▶ Exercise goal: Quote every line below exactly as it reads.

▶ Provided information:
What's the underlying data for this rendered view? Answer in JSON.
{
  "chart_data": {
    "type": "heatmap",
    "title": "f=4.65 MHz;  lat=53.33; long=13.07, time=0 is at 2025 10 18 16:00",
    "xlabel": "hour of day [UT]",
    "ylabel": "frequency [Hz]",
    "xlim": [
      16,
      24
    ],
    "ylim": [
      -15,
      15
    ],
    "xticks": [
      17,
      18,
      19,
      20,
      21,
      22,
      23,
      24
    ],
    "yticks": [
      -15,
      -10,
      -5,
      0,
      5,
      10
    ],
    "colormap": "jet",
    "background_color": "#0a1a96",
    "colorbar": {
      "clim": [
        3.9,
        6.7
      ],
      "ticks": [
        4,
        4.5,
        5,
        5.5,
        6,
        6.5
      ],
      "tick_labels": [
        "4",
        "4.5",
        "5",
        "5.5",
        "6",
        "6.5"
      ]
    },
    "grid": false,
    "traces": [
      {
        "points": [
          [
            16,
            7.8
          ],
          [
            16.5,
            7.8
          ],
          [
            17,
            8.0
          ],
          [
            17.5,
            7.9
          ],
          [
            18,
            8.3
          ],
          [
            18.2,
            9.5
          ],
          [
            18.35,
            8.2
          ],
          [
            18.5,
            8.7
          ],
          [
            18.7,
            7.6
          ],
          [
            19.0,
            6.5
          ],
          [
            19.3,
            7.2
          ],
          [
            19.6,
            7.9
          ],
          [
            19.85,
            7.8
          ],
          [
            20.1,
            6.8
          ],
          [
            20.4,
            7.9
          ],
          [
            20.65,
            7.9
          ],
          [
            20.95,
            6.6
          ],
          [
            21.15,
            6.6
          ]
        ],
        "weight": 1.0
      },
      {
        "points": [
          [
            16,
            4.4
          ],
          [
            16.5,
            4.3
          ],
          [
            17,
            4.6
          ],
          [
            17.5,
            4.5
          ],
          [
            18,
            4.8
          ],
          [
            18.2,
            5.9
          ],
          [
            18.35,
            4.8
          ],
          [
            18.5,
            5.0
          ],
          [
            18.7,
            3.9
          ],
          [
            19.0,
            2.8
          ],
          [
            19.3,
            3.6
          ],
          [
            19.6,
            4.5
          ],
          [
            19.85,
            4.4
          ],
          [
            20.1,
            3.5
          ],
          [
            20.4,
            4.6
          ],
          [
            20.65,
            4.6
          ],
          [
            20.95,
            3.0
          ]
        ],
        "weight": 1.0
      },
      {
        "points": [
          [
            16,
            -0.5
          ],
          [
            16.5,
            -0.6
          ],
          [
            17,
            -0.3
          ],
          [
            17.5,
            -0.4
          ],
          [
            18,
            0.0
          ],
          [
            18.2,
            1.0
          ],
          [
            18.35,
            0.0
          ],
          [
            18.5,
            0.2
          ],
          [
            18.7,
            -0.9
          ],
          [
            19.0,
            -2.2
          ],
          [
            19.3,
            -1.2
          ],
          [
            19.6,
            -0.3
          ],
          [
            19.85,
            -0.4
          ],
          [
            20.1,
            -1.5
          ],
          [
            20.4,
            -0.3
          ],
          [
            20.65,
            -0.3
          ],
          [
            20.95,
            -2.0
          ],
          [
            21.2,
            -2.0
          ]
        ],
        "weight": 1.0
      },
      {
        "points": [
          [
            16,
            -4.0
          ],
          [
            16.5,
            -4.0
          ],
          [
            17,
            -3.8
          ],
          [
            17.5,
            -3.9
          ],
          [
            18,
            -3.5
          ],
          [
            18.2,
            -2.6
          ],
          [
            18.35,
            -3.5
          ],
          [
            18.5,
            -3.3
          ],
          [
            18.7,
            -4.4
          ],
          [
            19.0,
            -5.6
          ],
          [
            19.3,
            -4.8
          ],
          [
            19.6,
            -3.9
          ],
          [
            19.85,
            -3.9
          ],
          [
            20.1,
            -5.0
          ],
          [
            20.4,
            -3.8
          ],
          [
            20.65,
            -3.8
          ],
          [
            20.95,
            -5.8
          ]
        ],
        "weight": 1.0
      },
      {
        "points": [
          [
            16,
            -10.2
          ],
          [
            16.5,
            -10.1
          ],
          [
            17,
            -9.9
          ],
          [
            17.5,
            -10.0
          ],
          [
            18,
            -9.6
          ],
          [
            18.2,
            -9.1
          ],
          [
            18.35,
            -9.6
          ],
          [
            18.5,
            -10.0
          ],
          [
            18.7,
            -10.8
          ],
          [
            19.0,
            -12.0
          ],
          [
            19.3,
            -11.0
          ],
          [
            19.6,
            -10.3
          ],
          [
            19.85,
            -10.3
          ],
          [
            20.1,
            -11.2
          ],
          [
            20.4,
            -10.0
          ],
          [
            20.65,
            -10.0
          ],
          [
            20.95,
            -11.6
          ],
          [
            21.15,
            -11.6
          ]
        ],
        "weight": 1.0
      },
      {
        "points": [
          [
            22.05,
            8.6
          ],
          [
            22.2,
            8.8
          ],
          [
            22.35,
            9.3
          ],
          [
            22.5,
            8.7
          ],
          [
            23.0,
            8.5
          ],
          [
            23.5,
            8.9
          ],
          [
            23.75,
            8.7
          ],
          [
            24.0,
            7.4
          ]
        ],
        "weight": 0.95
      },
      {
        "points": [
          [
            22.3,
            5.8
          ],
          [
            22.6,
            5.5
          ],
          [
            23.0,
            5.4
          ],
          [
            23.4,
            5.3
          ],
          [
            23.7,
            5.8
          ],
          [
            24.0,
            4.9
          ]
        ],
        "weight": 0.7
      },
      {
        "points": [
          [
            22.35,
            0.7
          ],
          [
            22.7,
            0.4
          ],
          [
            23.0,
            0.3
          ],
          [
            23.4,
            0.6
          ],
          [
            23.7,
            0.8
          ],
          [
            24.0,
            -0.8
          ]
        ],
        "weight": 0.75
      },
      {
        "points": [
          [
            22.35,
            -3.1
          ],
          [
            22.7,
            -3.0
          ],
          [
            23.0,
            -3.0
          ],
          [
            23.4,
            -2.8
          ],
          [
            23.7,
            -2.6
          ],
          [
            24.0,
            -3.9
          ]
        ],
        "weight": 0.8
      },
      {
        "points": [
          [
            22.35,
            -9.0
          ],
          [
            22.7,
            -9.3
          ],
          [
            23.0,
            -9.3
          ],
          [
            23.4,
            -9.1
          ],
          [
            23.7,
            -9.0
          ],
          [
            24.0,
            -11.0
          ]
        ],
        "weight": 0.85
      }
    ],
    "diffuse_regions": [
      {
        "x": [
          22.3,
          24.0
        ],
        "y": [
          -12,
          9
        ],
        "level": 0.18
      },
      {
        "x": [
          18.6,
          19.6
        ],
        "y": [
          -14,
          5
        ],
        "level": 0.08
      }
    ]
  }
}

▶ Solution to this exercise:
What's the underlying data for this rendered view? Answer in JSON.
{
  "chart_data": {
    "type": "heatmap",
    "title": "f=4.65 MHz;  lat=53.33; long=13.07, time=0 is at 2025 10 18 16:00",
    "xlabel": "hour of day [UT]",
    "ylabel": "frequency [Hz]",
    "xlim": [
      16,
      24
    ],
    "ylim": [
      -15,
      15
    ],
    "xticks": [
      17,
      18,
      19,
      20,
      21,
      22,
      23,
      24
    ],
    "yticks": [
      -15,
      -10,
      -5,
      0,
      5,
      10
    ],
    "colormap": "jet",
    "background_color": "#0a1a96",
    "colorbar": {
      "clim": [
        3.9,
        6.7
      ],
      "ticks": [
        4,
        4.5,
        5,
        5.5,
        6,
        6.5
      ],
      "tick_labels": [
        "4",
        "4.5",
        "5",
        "5.5",
        "6",
        "6.5"
      ]
    },
    "grid": false,
    "traces": [
      {
        "points": [
          [
            16,
            7.8
          ],
          [
            16.5,
            7.8
          ],
          [
            17,
            8.0
          ],
          [
            17.5,
            7.9
          ],
          [
            18,
            8.3
          ],
          [
            18.2,
            9.5
          ],
          [
            18.35,
            8.2
          ],
          [
            18.5,
            8.7
          ],
          [
            18.7,
            7.6
          ],
          [
            19.0,
            6.5
          ],
          [
            19.3,
            7.2
          ],
          [
            19.6,
            7.9
          ],
          [
            19.85,
            7.8
          ],
          [
            20.1,
            6.8
          ],
          [
            20.4,
            7.9
          ],
          [
            20.65,
            7.9
          ],
          [
            20.95,
            6.6
          ],
          [
            21.15,
            6.6
          ]
        ],
        "weight": 1.0
      },
      {
        "points": [
          [
            16,
            4.4
          ],
          [
            16.5,
            4.3
          ],
          [
            17,
            4.6
          ],
          [
            17.5,
            4.5
          ],
          [
            18,
            4.8
          ],
          [
            18.2,
            5.9
          ],
          [
            18.35,
            4.8
          ],
          [
            18.5,
            5.0
          ],
          [
            18.7,
            3.9
          ],
          [
            19.0,
            2.8
          ],
          [
            19.3,
            3.6
          ],
          [
            19.6,
            4.5
          ],
          [
            19.85,
            4.4
          ],
          [
            20.1,
            3.5
          ],
          [
            20.4,
            4.6
          ],
          [
            20.65,
            4.6
          ],
          [
            20.95,
            3.0
          ]
        ],
        "weight": 1.0
      },
      {
        "points": [
          [
            16,
            -0.5
          ],
          [
            16.5,
            -0.6
          ],
          [
            17,
            -0.3
          ],
          [
            17.5,
            -0.4
          ],
          [
            18,
            0.0
          ],
          [
            18.2,
            1.0
          ],
          [
            18.35,
            0.0
          ],
          [
            18.5,
            0.2
          ],
          [
            18.7,
            -0.9
          ],
          [
            19.0,
            -2.2
          ],
          [
            19.3,
            -1.2
          ],
          [
            19.6,
            -0.3
          ],
          [
            19.85,
            -0.4
          ],
          [
            20.1,
            -1.5
          ],
          [
            20.4,
            -0.3
          ],
          [
            20.65,
            -0.3
          ],
          [
            20.95,
            -2.0
          ],
          [
            21.2,
            -2.0
          ]
        ],
        "weight": 1.0
      },
      {
        "points": [
          [
            16,
            -4.0
          ],
          [
            16.5,
            -4.0
          ],
          [
            17,
            -3.8
          ],
          [
            17.5,
            -3.9
          ],
          [
            18,
            -3.5
          ],
          [
            18.2,
            -2.6
          ],
          [
            18.35,
            -3.5
          ],
          [
            18.5,
            -3.3
          ],
          [
            18.7,
            -4.4
          ],
          [
            19.0,
            -5.6
          ],
          [
            19.3,
            -4.8
          ],
          [
            19.6,
            -3.9
          ],
          [
            19.85,
            -3.9
          ],
          [
            20.1,
            -5.0
          ],
          [
            20.4,
            -3.8
          ],
          [
            20.65,
            -3.8
          ],
          [
            20.95,
            -5.8
          ]
        ],
        "weight": 1.0
      },
      {
        "points": [
          [
            16,
            -10.2
          ],
          [
            16.5,
            -10.1
          ],
          [
            17,
            -9.9
          ],
          [
            17.5,
            -10.0
          ],
          [
            18,
            -9.6
          ],
          [
            18.2,
            -9.1
          ],
          [
            18.35,
            -9.6
          ],
          [
            18.5,
            -10.0
          ],
          [
            18.7,
            -10.8
          ],
          [
            19.0,
            -12.0
          ],
          [
            19.3,
            -11.0
          ],
          [
            19.6,
            -10.3
          ],
          [
            19.85,
            -10.3
          ],
          [
            20.1,
            -11.2
          ],
          [
            20.4,
            -10.0
          ],
          [
            20.65,
            -10.0
          ],
          [
            20.95,
            -11.6
          ],
          [
            21.15,
            -11.6
          ]
        ],
        "weight": 1.0
      },
      {
        "points": [
          [
            22.05,
            8.6
          ],
          [
            22.2,
            8.8
          ],
          [
            22.35,
            9.3
          ],
          [
            22.5,
            8.7
          ],
          [
            23.0,
            8.5
          ],
          [
            23.5,
            8.9
          ],
          [
            23.75,
            8.7
          ],
          [
            24.0,
            7.4
          ]
        ],
        "weight": 0.95
      },
      {
        "points": [
          [
            22.3,
            5.8
          ],
          [
            22.6,
            5.5
          ],
          [
            23.0,
            5.4
          ],
          [
            23.4,
            5.3
          ],
          [
            23.7,
            5.8
          ],
          [
            24.0,
            4.9
          ]
        ],
        "weight": 0.7
      },
      {
        "points": [
          [
            22.35,
            0.7
          ],
          [
            22.7,
            0.4
          ],
          [
            23.0,
            0.3
          ],
          [
            23.4,
            0.6
          ],
          [
            23.7,
            0.8
          ],
          [
            24.0,
            -0.8
          ]
        ],
        "weight": 0.75
      },
      {
        "points": [
          [
            22.35,
            -3.1
          ],
          [
            22.7,
            -3.0
          ],
          [
            23.0,
            -3.0
          ],
          [
            23.4,
            -2.8
          ],
          [
            23.7,
            -2.6
          ],
          [
            24.0,
            -3.9
          ]
        ],
        "weight": 0.8
      },
      {
        "points": [
          [
            22.35,
            -9.0
          ],
          [
            22.7,
            -9.3
          ],
          [
            23.0,
            -9.3
          ],
          [
            23.4,
            -9.1
          ],
          [
            23.7,
            -9.0
          ],
          [
            24.0,
            -11.0
          ]
        ],
        "weight": 0.85
      }
    ],
    "diffuse_regions": [
      {
        "x": [
          22.3,
          24.0
        ],
        "y": [
          -12,
          9
        ],
        "level": 0.18
      },
      {
        "x": [
          18.6,
          19.6
        ],
        "y": [
          -14,
          5
        ],
        "level": 0.08
      }
    ]
  }
}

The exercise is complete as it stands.